- _Recorded information_:

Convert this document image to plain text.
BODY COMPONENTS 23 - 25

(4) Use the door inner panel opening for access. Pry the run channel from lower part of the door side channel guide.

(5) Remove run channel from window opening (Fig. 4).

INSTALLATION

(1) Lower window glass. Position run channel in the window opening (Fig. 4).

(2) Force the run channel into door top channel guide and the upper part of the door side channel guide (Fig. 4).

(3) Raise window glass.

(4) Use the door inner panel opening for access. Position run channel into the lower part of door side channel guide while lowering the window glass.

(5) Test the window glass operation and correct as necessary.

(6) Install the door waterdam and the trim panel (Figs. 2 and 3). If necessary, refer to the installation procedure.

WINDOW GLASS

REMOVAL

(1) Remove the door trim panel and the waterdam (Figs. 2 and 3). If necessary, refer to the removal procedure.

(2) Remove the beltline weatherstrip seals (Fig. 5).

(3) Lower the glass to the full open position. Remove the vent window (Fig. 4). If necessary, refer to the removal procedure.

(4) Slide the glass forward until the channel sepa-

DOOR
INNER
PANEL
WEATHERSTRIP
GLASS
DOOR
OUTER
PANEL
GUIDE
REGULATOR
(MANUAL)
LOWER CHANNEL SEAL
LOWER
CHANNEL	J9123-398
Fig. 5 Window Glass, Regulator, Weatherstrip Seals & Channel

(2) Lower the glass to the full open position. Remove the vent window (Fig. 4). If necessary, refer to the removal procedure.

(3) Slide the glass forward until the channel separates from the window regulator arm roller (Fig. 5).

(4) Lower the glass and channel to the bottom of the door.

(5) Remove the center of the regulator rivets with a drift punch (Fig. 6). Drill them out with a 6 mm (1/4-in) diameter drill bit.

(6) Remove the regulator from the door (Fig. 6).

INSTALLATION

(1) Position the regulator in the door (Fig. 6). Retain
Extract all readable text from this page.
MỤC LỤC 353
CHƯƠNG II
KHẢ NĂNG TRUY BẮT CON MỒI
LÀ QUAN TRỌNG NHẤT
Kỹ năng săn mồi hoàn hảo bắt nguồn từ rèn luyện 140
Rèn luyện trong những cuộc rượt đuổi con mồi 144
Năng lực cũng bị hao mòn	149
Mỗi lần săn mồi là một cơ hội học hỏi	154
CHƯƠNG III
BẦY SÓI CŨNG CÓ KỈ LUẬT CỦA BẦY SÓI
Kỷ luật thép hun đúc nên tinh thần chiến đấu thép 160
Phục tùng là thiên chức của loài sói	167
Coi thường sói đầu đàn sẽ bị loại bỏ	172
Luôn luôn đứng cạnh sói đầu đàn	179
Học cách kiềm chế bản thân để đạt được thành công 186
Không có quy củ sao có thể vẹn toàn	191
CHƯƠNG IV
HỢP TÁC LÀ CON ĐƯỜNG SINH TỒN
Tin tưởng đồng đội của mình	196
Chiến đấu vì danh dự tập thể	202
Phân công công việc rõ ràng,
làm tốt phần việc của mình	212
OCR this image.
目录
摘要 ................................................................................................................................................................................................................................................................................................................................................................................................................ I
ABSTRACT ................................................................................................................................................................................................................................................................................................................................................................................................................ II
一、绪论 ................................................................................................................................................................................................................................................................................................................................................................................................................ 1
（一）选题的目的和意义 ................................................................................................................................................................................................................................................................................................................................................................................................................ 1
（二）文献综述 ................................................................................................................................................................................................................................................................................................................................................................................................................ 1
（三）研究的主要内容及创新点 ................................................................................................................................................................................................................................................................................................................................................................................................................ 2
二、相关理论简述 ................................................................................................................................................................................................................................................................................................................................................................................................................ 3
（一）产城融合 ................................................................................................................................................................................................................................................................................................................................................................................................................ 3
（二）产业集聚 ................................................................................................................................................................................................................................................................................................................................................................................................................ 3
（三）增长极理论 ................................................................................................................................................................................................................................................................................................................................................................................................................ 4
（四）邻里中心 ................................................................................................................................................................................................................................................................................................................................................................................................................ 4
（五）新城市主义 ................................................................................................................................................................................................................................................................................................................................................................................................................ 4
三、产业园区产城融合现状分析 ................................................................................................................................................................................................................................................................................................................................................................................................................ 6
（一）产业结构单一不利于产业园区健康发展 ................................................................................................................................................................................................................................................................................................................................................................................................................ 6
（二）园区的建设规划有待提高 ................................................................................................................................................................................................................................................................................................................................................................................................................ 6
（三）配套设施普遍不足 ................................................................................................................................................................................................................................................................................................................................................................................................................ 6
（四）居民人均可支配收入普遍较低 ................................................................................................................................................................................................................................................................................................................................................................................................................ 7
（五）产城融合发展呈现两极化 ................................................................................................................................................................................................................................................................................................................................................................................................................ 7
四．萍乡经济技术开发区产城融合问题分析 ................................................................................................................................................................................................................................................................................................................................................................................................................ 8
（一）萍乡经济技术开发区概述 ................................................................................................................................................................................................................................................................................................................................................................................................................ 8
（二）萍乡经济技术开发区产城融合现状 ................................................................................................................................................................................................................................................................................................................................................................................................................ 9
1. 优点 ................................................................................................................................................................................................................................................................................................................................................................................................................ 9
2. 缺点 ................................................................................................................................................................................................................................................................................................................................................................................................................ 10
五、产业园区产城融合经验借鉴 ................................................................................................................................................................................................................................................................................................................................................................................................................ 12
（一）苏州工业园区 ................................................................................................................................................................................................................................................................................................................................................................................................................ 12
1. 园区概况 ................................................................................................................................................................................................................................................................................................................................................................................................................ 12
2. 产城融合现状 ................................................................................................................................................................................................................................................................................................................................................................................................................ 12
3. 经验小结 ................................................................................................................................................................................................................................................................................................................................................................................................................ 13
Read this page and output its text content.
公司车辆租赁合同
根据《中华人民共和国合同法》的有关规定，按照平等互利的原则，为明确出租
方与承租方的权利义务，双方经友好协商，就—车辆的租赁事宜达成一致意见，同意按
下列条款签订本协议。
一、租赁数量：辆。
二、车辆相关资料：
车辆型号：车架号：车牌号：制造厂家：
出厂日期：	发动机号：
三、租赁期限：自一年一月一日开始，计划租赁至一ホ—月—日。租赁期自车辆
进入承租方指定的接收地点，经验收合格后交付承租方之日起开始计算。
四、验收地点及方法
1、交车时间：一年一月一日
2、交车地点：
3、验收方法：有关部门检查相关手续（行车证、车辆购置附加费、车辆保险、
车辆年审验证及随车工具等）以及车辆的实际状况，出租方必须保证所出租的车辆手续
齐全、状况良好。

- _Work to do_: State the count of lines holding the string "page" in the listing above, and nothing else.

- _Exercise output_: 2